WHAT IS NEEDED ->
Tally the lines in the records underneath that contain the string "sector", and state the figure by itself.

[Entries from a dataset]
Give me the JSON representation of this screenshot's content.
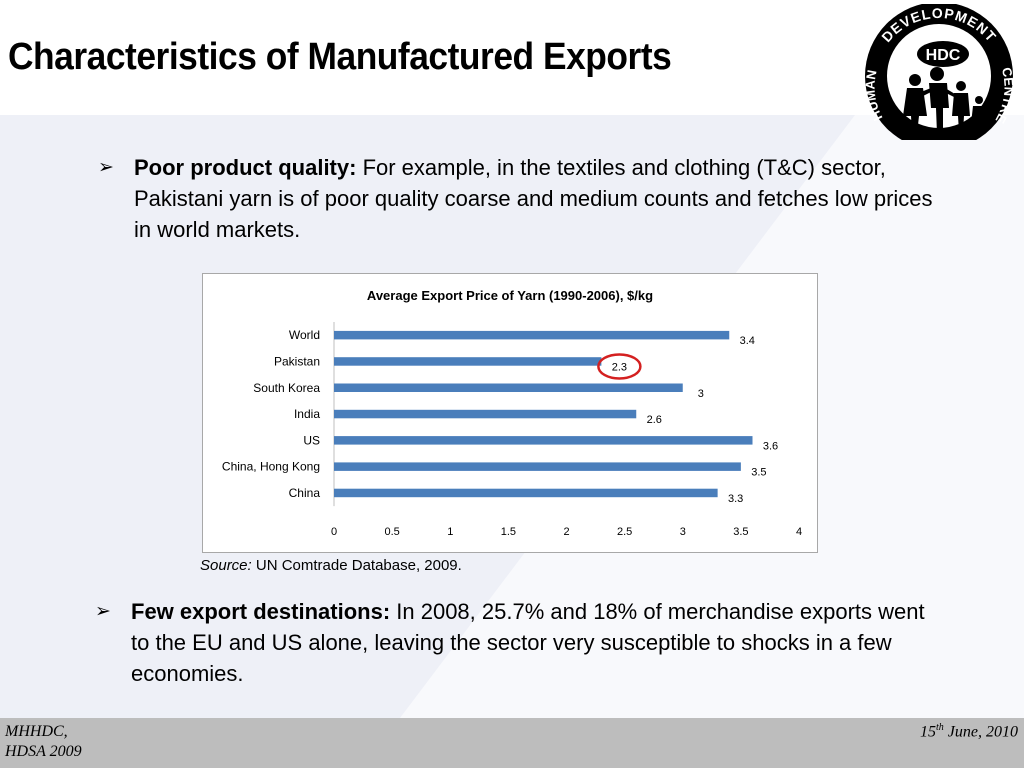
{
  "slide": {
    "title": "Characteristics of Manufactured Exports",
    "logo": {
      "text_top": "DEVELOPMENT",
      "text_left": "HUMAN",
      "text_right": "CENTRE",
      "abbr": "HDC"
    },
    "bullets": [
      {
        "heading": "Poor product quality:",
        "text": " For example, in the textiles and clothing (T&C) sector, Pakistani yarn is of poor quality coarse and medium counts and fetches low prices in world markets."
      },
      {
        "heading": "Few export destinations:",
        "text": " In 2008, 25.7% and 18% of merchandise exports went to the EU and US alone, leaving the sector very susceptible to shocks in a few economies."
      }
    ],
    "source": {
      "label": "Source:",
      "text": " UN Comtrade Database, 2009."
    },
    "footer": {
      "left_line1": "MHHDC,",
      "left_line2": "HDSA 2009",
      "date_day": "15",
      "date_suffix": "th",
      "date_rest": " June, 2010"
    }
  },
  "chart_data": {
    "type": "bar",
    "orientation": "horizontal",
    "title": "Average Export Price of Yarn (1990-2006), $/kg",
    "categories": [
      "World",
      "Pakistan",
      "South Korea",
      "India",
      "US",
      "China, Hong Kong",
      "China"
    ],
    "values": [
      3.4,
      2.3,
      3,
      2.6,
      3.6,
      3.5,
      3.3
    ],
    "value_labels": [
      "3.4",
      "2.3",
      "3",
      "2.6",
      "3.6",
      "3.5",
      "3.3"
    ],
    "xlim": [
      0,
      4
    ],
    "x_ticks": [
      "0",
      "0.5",
      "1",
      "1.5",
      "2",
      "2.5",
      "3",
      "3.5",
      "4"
    ],
    "highlighted_category": "Pakistan",
    "bar_color": "#4a7ebb",
    "highlight_color": "#d42020",
    "grid": false,
    "legend": "none"
  }
}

COMPLETE OUTPUT ->
2